Start of SOURCE MATERIAL

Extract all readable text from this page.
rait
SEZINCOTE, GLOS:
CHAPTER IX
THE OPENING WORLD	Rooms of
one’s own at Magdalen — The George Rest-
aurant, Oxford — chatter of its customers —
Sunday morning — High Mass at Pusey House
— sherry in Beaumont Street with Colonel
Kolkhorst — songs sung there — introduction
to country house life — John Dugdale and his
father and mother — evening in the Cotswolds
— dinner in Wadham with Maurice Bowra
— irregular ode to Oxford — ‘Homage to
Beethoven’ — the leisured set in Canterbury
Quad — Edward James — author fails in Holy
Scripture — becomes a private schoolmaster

End of SOURCE MATERIAL

Write out every record shown above, word for word.

* ANSWER FOR THE TASK *
Extract all readable text from this page.
rait
SEZINCOTE, GLOS:
CHAPTER IX
THE OPENING WORLD	Rooms of
one’s own at Magdalen — The George Rest-
aurant, Oxford — chatter of its customers —
Sunday morning — High Mass at Pusey House
— sherry in Beaumont Street with Colonel
Kolkhorst — songs sung there — introduction
to country house life — John Dugdale and his
father and mother — evening in the Cotswolds
— dinner in Wadham with Maurice Bowra
— irregular ode to Oxford — ‘Homage to
Beethoven’ — the leisured set in Canterbury
Quad — Edward James — author fails in Holy
Scripture — becomes a private schoolmaster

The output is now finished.